Required work: Return all lines from the listing below in which the string "name" occurs.

[Dataset records]
::::::

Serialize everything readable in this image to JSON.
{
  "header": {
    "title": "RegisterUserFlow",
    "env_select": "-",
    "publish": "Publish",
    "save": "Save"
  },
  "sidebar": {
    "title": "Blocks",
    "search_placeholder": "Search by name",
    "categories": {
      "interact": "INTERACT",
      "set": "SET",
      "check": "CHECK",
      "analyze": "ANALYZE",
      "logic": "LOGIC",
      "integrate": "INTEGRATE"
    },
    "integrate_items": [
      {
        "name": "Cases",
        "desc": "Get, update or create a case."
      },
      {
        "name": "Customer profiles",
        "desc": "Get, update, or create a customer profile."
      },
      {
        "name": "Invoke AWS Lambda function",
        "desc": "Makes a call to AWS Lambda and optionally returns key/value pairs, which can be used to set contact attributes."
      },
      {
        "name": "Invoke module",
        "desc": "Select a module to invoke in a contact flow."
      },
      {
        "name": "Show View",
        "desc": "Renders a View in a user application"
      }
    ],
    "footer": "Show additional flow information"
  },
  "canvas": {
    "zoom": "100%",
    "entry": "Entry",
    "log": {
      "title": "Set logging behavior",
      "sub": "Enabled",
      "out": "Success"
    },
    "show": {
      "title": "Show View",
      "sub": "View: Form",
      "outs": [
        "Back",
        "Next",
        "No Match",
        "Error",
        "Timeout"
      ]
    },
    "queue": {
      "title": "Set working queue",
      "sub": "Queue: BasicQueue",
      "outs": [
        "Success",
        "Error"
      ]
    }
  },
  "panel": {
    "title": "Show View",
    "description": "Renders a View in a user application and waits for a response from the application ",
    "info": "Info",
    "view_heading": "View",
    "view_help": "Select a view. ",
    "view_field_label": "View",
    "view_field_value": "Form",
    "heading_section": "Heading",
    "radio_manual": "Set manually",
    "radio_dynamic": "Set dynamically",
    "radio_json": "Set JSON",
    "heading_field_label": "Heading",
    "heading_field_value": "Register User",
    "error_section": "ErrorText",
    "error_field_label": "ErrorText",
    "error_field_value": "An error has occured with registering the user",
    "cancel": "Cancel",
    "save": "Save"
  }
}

::::::

Output of the task:
    "search_placeholder": "Search by name",
        "name": "Cases",
        "name": "Customer profiles",
        "name": "Invoke AWS Lambda function",
        "name": "Invoke module",
        "name": "Show View",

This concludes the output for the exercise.